• WHAT THIS TASK INVOLVES
Output the full listing below exactly as it reads, and skip anything that is a picture.

• SUPPLIED ENTRIES
________________

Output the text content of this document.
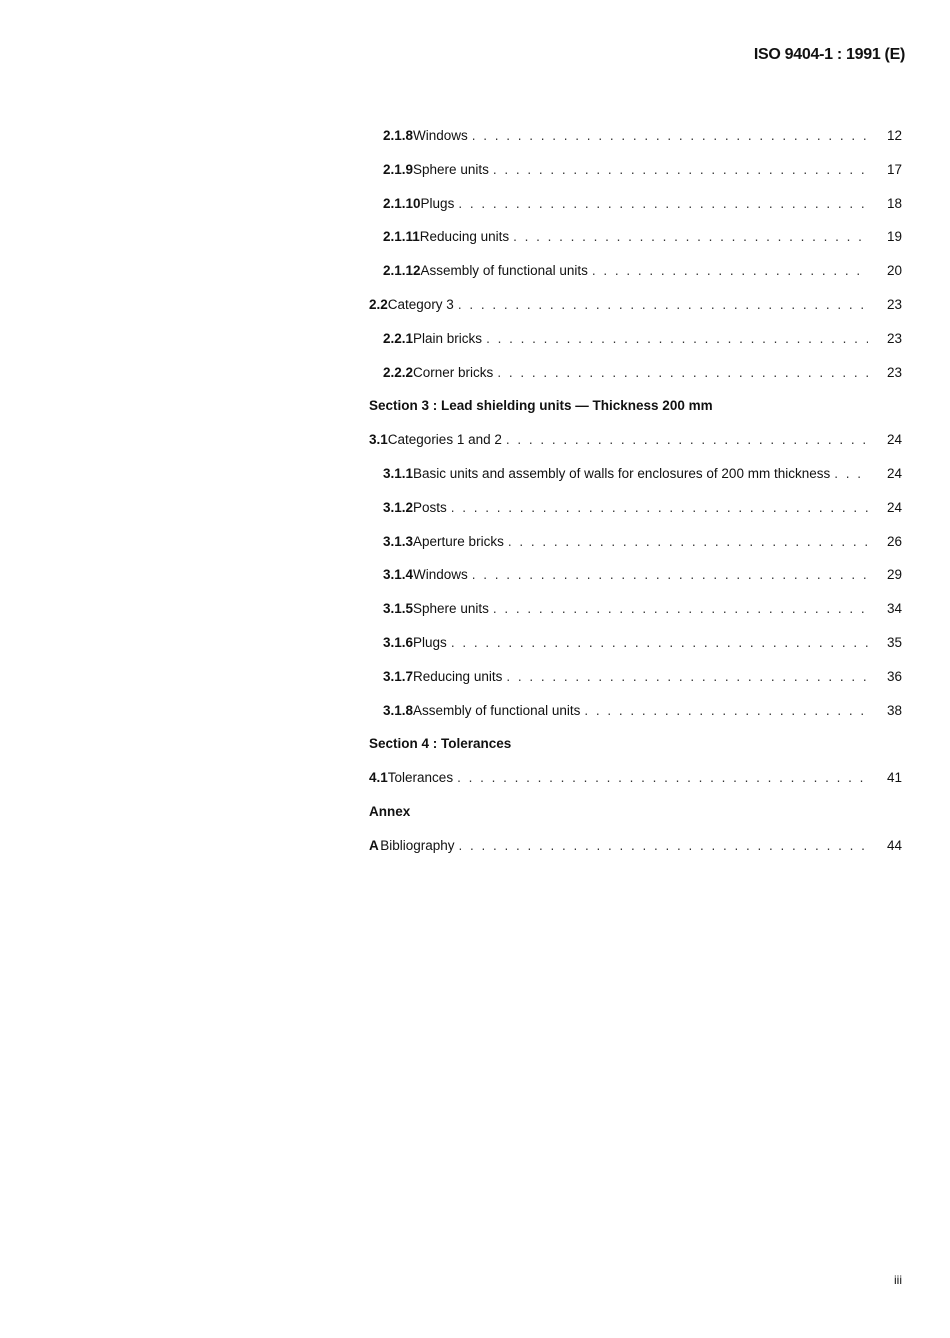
ISO 9404-1 : 1991 (E)
2.1.8 Windows . . .	12
2.1.9 Sphere units . . .	17
2.1.10 Plugs . . .	18
2.1.11 Reducing units . . .	19
2.1.12 Assembly of functional units . . .	20
2.2 Category 3 . . .	23
2.2.1 Plain bricks . . .	23
2.2.2 Corner bricks . . .	23
Section 3 : Lead shielding units — Thickness 200 mm
3.1 Categories 1 and 2 . . .	24
3.1.1 Basic units and assembly of walls for enclosures of 200 mm thickness . . .	24
3.1.2 Posts . . .	24
3.1.3 Aperture bricks . . .	26
3.1.4 Windows . . .	29
3.1.5 Sphere units . . .	34
3.1.6 Plugs . . .	35
3.1.7 Reducing units . . .	36
3.1.8 Assembly of functional units . . .	38
Section 4 : Tolerances
4.1 Tolerances . . .	41
Annex
A Bibliography . . .	44
iii
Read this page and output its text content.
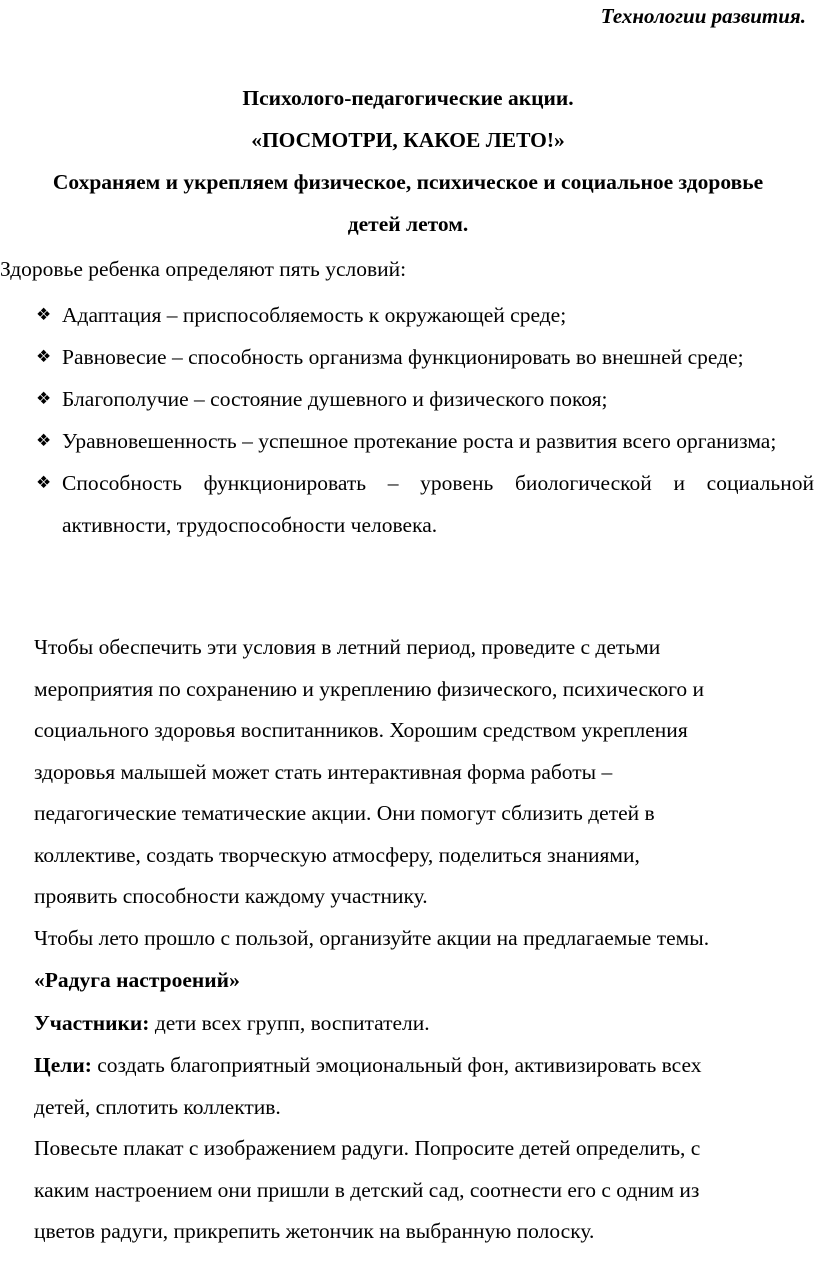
Технологии развития.
Психолого-педагогические акции.
«ПОСМОТРИ, КАКОЕ ЛЕТО!»
Сохраняем и укрепляем физическое, психическое и социальное здоровье
детей летом.
Здоровье ребенка определяют пять условий:
❖ Адаптация – приспособляемость к окружающей среде;
❖ Равновесие – способность организма функционировать во внешней среде;
❖ Благополучие – состояние душевного и физического покоя;
❖ Уравновешенность – успешное протекание роста и развития всего организма;
❖ Способность функционировать – уровень биологической и социальной активности, трудоспособности человека.
Чтобы обеспечить эти условия в летний период, проведите с детьми
мероприятия по сохранению и укреплению физического, психического и
социального здоровья воспитанников. Хорошим средством укрепления
здоровья малышей может стать интерактивная форма работы –
педагогические тематические акции. Они помогут сблизить детей в
коллективе, создать творческую атмосферу, поделиться знаниями,
проявить способности каждому участнику.
Чтобы лето прошло с пользой, организуйте акции на предлагаемые темы.
«Радуга настроений»
Участники: дети всех групп, воспитатели.
Цели: создать благоприятный эмоциональный фон, активизировать всех
детей, сплотить коллектив.
Повесьте плакат с изображением радуги. Попросите детей определить, с
каким настроением они пришли в детский сад, соотнести его с одним из
цветов радуги, прикрепить жетончик на выбранную полоску.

________________

• WRITTEN RESPONSE
Output the text content of this document.
ISO 9404-1 : 1991 (E)
2.1.8 Windows . . .	12
2.1.9 Sphere units . . .	17
2.1.10 Plugs . . .	18
2.1.11 Reducing units . . .	19
2.1.12 Assembly of functional units . . .	20
2.2 Category 3 . . .	23
2.2.1 Plain bricks . . .	23
2.2.2 Corner bricks . . .	23
Section 3 : Lead shielding units — Thickness 200 mm
3.1 Categories 1 and 2 . . .	24
3.1.1 Basic units and assembly of walls for enclosures of 200 mm thickness . . .	24
3.1.2 Posts . . .	24
3.1.3 Aperture bricks . . .	26
3.1.4 Windows . . .	29
3.1.5 Sphere units . . .	34
3.1.6 Plugs . . .	35
3.1.7 Reducing units . . .	36
3.1.8 Assembly of functional units . . .	38
Section 4 : Tolerances
4.1 Tolerances . . .	41
Annex
A Bibliography . . .	44
iii
Read this page and output its text content.
Технологии развития.
Психолого-педагогические акции.
«ПОСМОТРИ, КАКОЕ ЛЕТО!»
Сохраняем и укрепляем физическое, психическое и социальное здоровье
детей летом.
Здоровье ребенка определяют пять условий:
❖ Адаптация – приспособляемость к окружающей среде;
❖ Равновесие – способность организма функционировать во внешней среде;
❖ Благополучие – состояние душевного и физического покоя;
❖ Уравновешенность – успешное протекание роста и развития всего организма;
❖ Способность функционировать – уровень биологической и социальной активности, трудоспособности человека.
Чтобы обеспечить эти условия в летний период, проведите с детьми
мероприятия по сохранению и укреплению физического, психического и
социального здоровья воспитанников. Хорошим средством укрепления
здоровья малышей может стать интерактивная форма работы –
педагогические тематические акции. Они помогут сблизить детей в
коллективе, создать творческую атмосферу, поделиться знаниями,
проявить способности каждому участнику.
Чтобы лето прошло с пользой, организуйте акции на предлагаемые темы.
«Радуга настроений»
Участники: дети всех групп, воспитатели.
Цели: создать благоприятный эмоциональный фон, активизировать всех
детей, сплотить коллектив.
Повесьте плакат с изображением радуги. Попросите детей определить, с
каким настроением они пришли в детский сад, соотнести его с одним из
цветов радуги, прикрепить жетончик на выбранную полоску.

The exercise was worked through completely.